** Start Provided material **
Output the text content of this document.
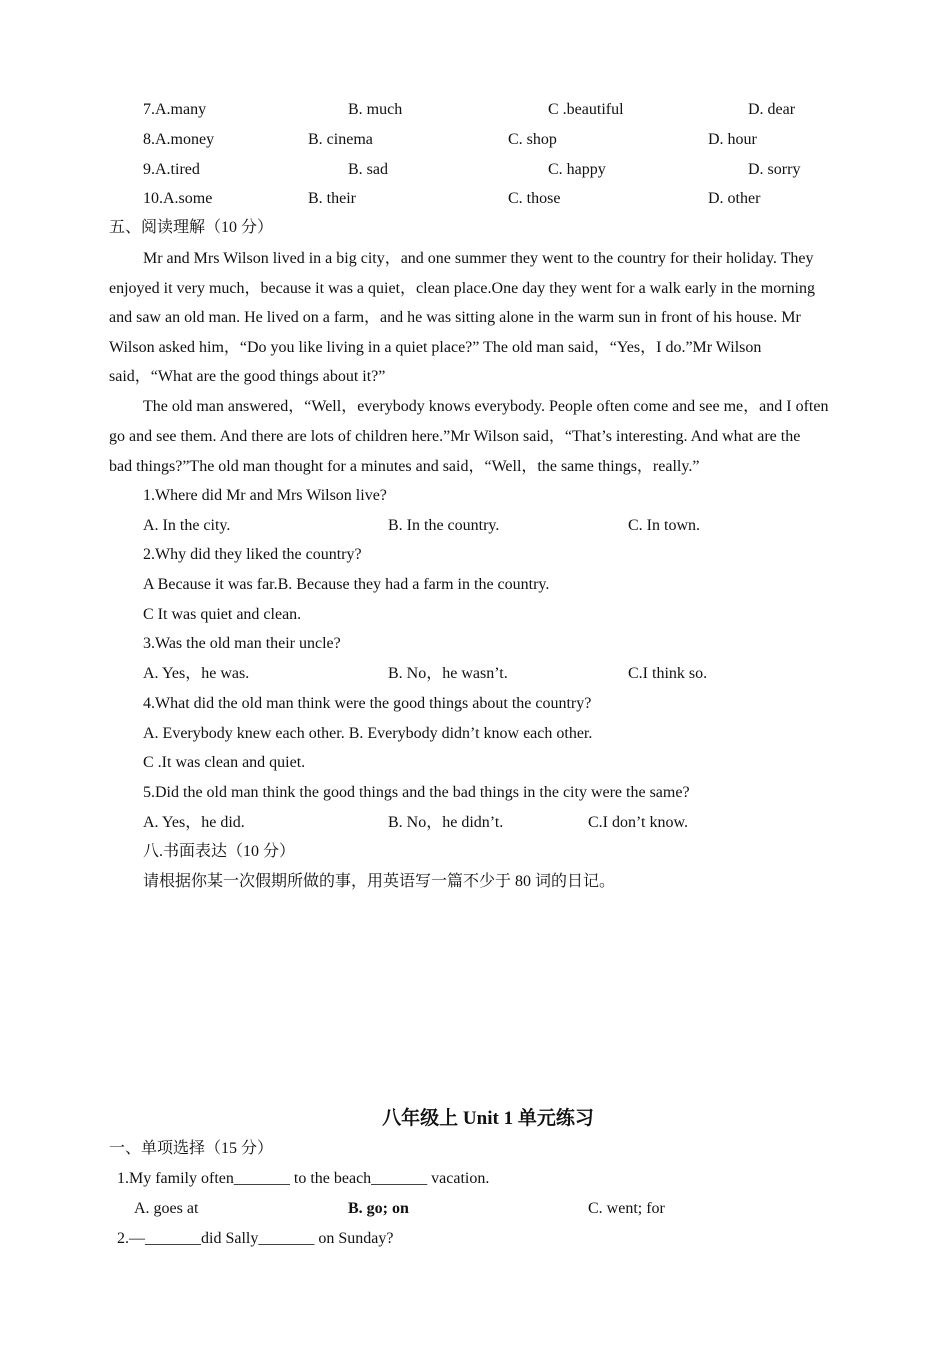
7.A.many	B. much	C .beautiful	D. dear
8.A.money	B. cinema	C. shop	D. hour
9.A.tired	B. sad	C. happy	D. sorry
10.A.some	B. their	C. those	D. other
五、阅读理解（10 分）
Mr and Mrs Wilson lived in a big city，and one summer they went to the country for their holiday. They
enjoyed it very much，because it was a quiet，clean place.One day they went for a walk early in the morning
and saw an old man. He lived on a farm，and he was sitting alone in the warm sun in front of his house. Mr
Wilson asked him，“Do you like living in a quiet place?” The old man said，“Yes，I do.”Mr Wilson
said，“What are the good things about it?”
The old man answered，“Well，everybody knows everybody. People often come and see me，and I often
go and see them. And there are lots of children here.”Mr Wilson said，“That’s interesting. And what are the
bad things?”The old man thought for a minutes and said，“Well，the same things，really.”
1.Where did Mr and Mrs Wilson live?
A. In the city.	B. In the country.	C. In town.
2.Why did they liked the country?
A Because it was far.B. Because they had a farm in the country.
C It was quiet and clean.
3.Was the old man their uncle?
A. Yes，he was.	B. No，he wasn’t.	C.I think so.
4.What did the old man think were the good things about the country?
A. Everybody knew each other. B. Everybody didn’t know each other.
C .It was clean and quiet.
5.Did the old man think the good things and the bad things in the city were the same?
A. Yes，he did.	B. No，he didn’t.	C.I don’t know.
八.书面表达（10 分）
请根据你某一次假期所做的事，用英语写一篇不少于 80 词的日记。
八年级上 Unit 1 单元练习
一、单项选择（15 分）
1.My family often_______ to the beach_______ vacation.
A. goes at	B. go; on	C. went; for
2.—_______did Sally_______ on Sunday?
** End Provided material **
Brief » Copy each line from the records above that includes the string "think".

Task output »
A. Yes，he was.	B. No，he wasn’t.	C.I think so.
4.What did the old man think were the good things about the country?
5.Did the old man think the good things and the bad things in the city were the same?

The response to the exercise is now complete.